Exercise aim: Work out the number of lines with "یادداشت" in them. Reply with that number and no other words.

-- Start of Records for the task --

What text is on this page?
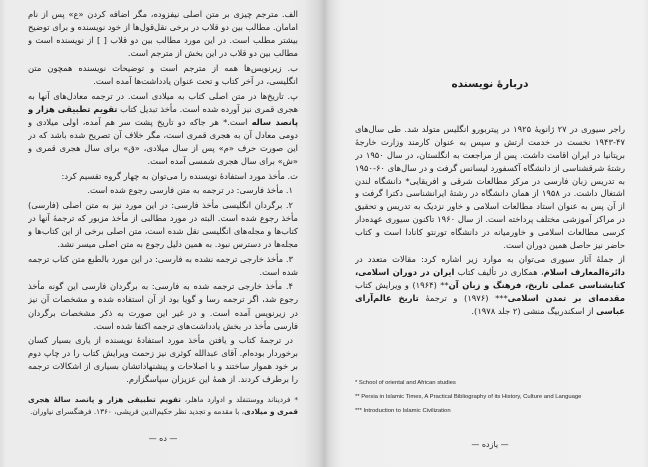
الف. مترجم چیزی بر متن اصلی نیفزوده، مگر اضافه کردن «ع» پس از نام امامان. مطالب بین دو قلاب در برخی نقل‌قول‌ها از خود نویسنده و برای توضیح بیشتر مطلب است. در این مورد مطالب بین دو قلاب [ ] از نویسنده است و مطالب بین دو قلاب در این بخش از مترجم است.

ب. زیرنویس‌ها همه از مترجم است و توضیحات نویسنده همچون متن انگلیسی، در آخر کتاب و تحت عنوان یادداشت‌ها آمده است.

پ. تاریخ‌ها در متن اصلی کتاب به میلادی است. در ترجمه معادل‌های آنها به هجری قمری نیز آورده شده است. مأخذ تبدیل کتاب تقویم تطبیقی هزار و پانصد ساله است.* هر جاکه دو تاریخ پشت سر هم آمده، اولی میلادی و دومی معادل آن به هجری قمری است، مگر خلاف آن تصریح شده باشد که در این صورت حرف «م» پس از سال میلادی، «ق» برای سال هجری قمری و «ش» برای سال هجری شمسی آمده است.

ت. مأخذ مورد استفادهٔ نویسنده را می‌توان به چهار گروه تقسیم کرد:

۱. مأخذ فارسی: در ترجمه به متن فارسی رجوع شده است.

۲. برگردان انگلیسی مأخذ فارسی: در این مورد نیز به متن اصلی (فارسی) مأخذ رجوع شده است. البته در مورد مطالبی از مأخذ مزبور که ترجمهٔ آنها در کتاب‌ها و مجله‌های انگلیسی نقل شده است، متن اصلی برخی از این کتاب‌ها و مجله‌ها در دسترس نبود. به همین دلیل رجوع به متن اصلی میسر نشد.

۳. مأخذ خارجی ترجمه نشده به فارسی: در این مورد بالطبع متن کتاب ترجمه شده است.

۴. مأخذ خارجی ترجمه شده به فارسی: به برگردان فارسی این گونه مأخذ رجوع شد، اگر ترجمه رسا و گویا بود از آن استفاده شده و مشخصات آن نیز در زیرنویس آمده است. و در غیر این صورت به ذکر مشخصات برگردان فارسی مأخذ در بخش یادداشت‌های ترجمه اکتفا شده است.

در ترجمهٔ کتاب و یافتن مأخذ مورد استفادهٔ نویسنده از یاری بسیار کسان برخوردار بوده‌ام. آقای عبدالله کوثری نیز زحمت ویرایش کتاب را در چاپ دوم بر خود هموار ساختند و با اصلاحات و پیشنهاداتشان بسیاری از اشکالات ترجمه را برطرف کردند. از همهٔ این عزیزان سپاسگزارم.

* فردیناند ووستنفلد و ادوارد ماهلر، تقویم تطبیقی هزار و پانصد سالهٔ هجری قمری و میلادی، با مقدمه و تجدید نظر حکیم‌الدین قریشی، ۱۳۶۰. فرهنگسرای نیاوران.

— ده —
دربارهٔ نویسنده

راجر سیوری در ۲۷ ژانویهٔ ۱۹۲۵ در پیتربورو انگلیس متولد شد. طی سال‌های ۴۷-۱۹۴۳ نخست در خدمت ارتش و سپس به عنوان کارمند وزارت خارجهٔ بریتانیا در ایران اقامت داشت. پس از مراجعت به انگلستان، در سال ۱۹۵۰ در رشتهٔ شرقشناسی از دانشگاه آکسفورد لیسانس گرفت و در سال‌های ۶۰-۱۹۵۰ به تدریس زبان فارسی در مرکز مطالعات شرقی و افریقایی* دانشگاه لندن اشتغال داشت. در ۱۹۵۸ از همان دانشگاه در رشتهٔ ایرانشناسی دکترا گرفت و از آن پس به عنوان استاد مطالعات اسلامی و خاور نزدیک به تدریس و تحقیق در مراکز آموزشی مختلف پرداخته است. از سال ۱۹۶۰ تاکنون سیوری عهده‌دار کرسی مطالعات اسلامی و خاورمیانه در دانشگاه تورنتو کانادا است و کتاب حاضر نیز حاصل همین دوران است.

از جملهٔ آثار سیوری می‌توان به موارد زیر اشاره کرد: مقالات متعدد در دائرةالمعارف اسلام، همکاری در تألیف کتاب ایران در دوران اسلامی، کتابشناسی عملی تاریخ، فرهنگ و زبان آن** (۱۹۶۴) و ویرایش کتاب مقدمه‌ای بر تمدن اسلامی*** (۱۹۷۶) و ترجمهٔ تاریخ عالم‌آرای عباسی از اسکندربیگ منشی (۲ جلد ۱۹۷۸).

* School of oriental and African studies
** Persia in Islamic Times, A Practical Bibliography of its History, Culture and Language
*** Introduction to Islamic Civilization
— یازده —
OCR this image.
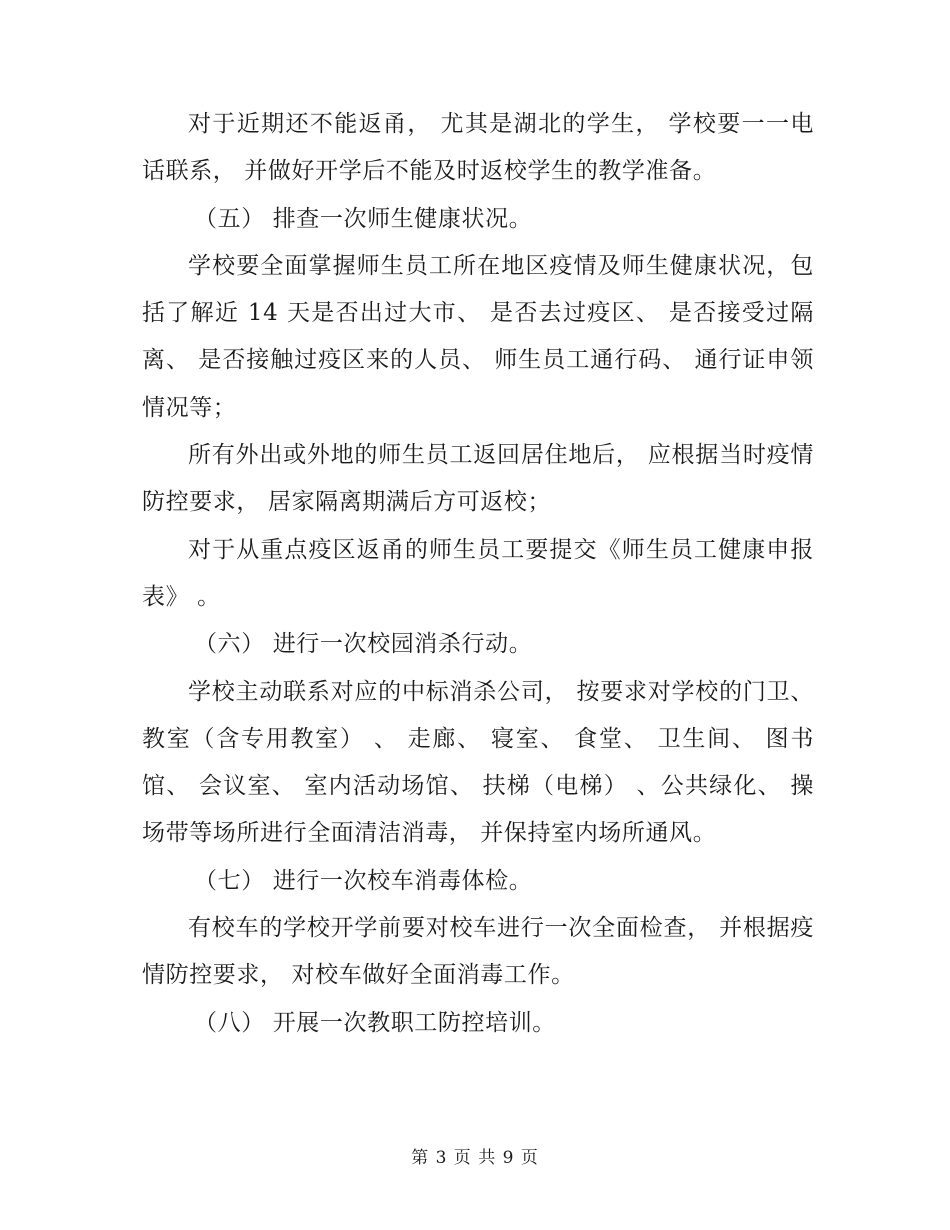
对于近期还不能返甬， 尤其是湖北的学生， 学校要一一电话联系， 并做好开学后不能及时返校学生的教学准备。

（五） 排查一次师生健康状况。

学校要全面掌握师生员工所在地区疫情及师生健康状况，包括了解近 14 天是否出过大市、 是否去过疫区、 是否接受过隔离、 是否接触过疫区来的人员、 师生员工通行码、 通行证申领情况等；

所有外出或外地的师生员工返回居住地后， 应根据当时疫情防控要求， 居家隔离期满后方可返校；

对于从重点疫区返甬的师生员工要提交《师生员工健康申报表》 。

（六） 进行一次校园消杀行动。

学校主动联系对应的中标消杀公司， 按要求对学校的门卫、 教室（含专用教室） 、 走廊、 寝室、 食堂、 卫生间、 图书馆、 会议室、 室内活动场馆、 扶梯（电梯） 、公共绿化、 操场带等场所进行全面清洁消毒， 并保持室内场所通风。

（七） 进行一次校车消毒体检。

有校车的学校开学前要对校车进行一次全面检查， 并根据疫情防控要求， 对校车做好全面消毒工作。

（八） 开展一次教职工防控培训。

第 3 页 共 9 页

-- End of Records for the task --

Reply to the exercise: 2